-- start DATASET EXCERPTS --

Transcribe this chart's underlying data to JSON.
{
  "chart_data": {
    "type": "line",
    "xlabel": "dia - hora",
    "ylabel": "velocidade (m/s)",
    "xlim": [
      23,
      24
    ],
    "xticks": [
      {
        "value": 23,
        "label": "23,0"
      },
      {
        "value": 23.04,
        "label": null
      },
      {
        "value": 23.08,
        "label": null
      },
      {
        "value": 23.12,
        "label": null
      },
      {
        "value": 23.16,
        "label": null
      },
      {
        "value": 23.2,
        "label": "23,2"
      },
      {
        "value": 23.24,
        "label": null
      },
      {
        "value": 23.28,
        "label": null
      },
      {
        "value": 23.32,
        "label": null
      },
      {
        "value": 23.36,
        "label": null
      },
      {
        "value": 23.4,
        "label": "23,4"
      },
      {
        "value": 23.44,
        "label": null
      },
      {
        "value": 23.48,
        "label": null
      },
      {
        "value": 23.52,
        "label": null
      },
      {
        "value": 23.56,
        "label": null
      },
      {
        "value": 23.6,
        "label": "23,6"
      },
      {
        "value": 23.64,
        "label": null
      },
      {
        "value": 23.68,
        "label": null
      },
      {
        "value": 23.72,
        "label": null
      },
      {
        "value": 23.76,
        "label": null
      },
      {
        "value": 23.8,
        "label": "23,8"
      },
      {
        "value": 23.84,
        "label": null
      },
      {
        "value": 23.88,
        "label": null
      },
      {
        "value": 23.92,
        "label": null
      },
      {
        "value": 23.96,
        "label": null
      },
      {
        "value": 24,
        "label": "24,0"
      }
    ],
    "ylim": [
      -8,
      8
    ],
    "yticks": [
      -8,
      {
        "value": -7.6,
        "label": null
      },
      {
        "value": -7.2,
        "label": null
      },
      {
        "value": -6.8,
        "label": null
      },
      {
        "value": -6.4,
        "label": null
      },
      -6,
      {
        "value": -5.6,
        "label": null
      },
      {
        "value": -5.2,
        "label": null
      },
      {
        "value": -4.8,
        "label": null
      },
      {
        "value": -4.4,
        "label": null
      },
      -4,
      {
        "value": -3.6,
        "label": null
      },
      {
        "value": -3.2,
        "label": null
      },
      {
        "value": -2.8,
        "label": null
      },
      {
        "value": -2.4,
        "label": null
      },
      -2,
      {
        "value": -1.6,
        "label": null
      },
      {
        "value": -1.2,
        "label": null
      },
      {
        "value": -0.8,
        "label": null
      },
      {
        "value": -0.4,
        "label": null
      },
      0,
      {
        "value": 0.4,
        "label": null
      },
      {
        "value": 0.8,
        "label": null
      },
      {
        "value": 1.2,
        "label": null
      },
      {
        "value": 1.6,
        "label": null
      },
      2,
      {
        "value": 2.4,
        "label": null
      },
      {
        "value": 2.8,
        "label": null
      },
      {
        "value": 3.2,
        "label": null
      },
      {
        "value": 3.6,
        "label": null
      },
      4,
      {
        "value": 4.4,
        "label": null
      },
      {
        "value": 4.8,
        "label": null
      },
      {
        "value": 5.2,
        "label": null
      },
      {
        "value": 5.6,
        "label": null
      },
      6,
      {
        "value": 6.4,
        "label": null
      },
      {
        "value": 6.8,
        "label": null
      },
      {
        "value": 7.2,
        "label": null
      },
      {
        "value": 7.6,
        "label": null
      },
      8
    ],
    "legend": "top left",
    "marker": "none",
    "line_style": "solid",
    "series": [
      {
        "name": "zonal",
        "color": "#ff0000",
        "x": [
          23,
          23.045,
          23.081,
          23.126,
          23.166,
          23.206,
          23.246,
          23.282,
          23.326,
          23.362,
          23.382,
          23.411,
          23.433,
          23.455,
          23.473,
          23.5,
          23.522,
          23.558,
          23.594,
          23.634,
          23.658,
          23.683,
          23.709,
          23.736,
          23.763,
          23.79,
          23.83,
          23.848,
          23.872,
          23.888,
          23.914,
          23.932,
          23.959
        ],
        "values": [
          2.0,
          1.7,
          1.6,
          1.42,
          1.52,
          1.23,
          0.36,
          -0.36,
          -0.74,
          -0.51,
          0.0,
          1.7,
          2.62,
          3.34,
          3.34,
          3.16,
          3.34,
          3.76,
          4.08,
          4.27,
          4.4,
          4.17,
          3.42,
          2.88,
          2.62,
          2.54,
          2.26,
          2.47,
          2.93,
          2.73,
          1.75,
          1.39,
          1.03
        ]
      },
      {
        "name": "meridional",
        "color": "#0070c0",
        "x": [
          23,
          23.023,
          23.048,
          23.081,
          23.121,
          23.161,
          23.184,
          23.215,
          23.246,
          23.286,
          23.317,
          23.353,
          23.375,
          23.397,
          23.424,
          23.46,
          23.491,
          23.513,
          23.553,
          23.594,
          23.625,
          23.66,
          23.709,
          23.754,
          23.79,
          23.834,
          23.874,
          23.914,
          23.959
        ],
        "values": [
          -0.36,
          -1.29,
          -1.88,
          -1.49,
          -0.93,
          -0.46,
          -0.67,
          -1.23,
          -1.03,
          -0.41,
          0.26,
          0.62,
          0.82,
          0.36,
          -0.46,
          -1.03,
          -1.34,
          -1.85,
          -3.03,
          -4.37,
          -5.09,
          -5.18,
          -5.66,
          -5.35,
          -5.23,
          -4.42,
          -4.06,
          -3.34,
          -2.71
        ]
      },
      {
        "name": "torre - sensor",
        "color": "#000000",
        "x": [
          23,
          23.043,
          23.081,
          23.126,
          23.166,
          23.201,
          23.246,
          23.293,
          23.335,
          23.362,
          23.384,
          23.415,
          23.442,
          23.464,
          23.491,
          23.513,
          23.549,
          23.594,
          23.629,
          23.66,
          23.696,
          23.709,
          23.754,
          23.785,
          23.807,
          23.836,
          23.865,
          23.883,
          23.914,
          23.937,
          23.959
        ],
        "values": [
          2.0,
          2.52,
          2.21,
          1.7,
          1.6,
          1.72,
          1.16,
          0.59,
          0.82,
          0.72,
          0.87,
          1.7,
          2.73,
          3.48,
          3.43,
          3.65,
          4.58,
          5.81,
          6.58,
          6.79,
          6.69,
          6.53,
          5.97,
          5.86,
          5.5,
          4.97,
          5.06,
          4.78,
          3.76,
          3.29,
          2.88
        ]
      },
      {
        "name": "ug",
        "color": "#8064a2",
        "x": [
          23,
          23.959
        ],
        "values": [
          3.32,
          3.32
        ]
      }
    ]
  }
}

-- end DATASET EXCERPTS --

**TASK DESCRIPTION**
Reproduce each line of the entries in which the word "name" is found.

**THE RESULT**
        "name": "zonal",
        "name": "meridional",
        "name": "torre - sensor",
        "name": "ug",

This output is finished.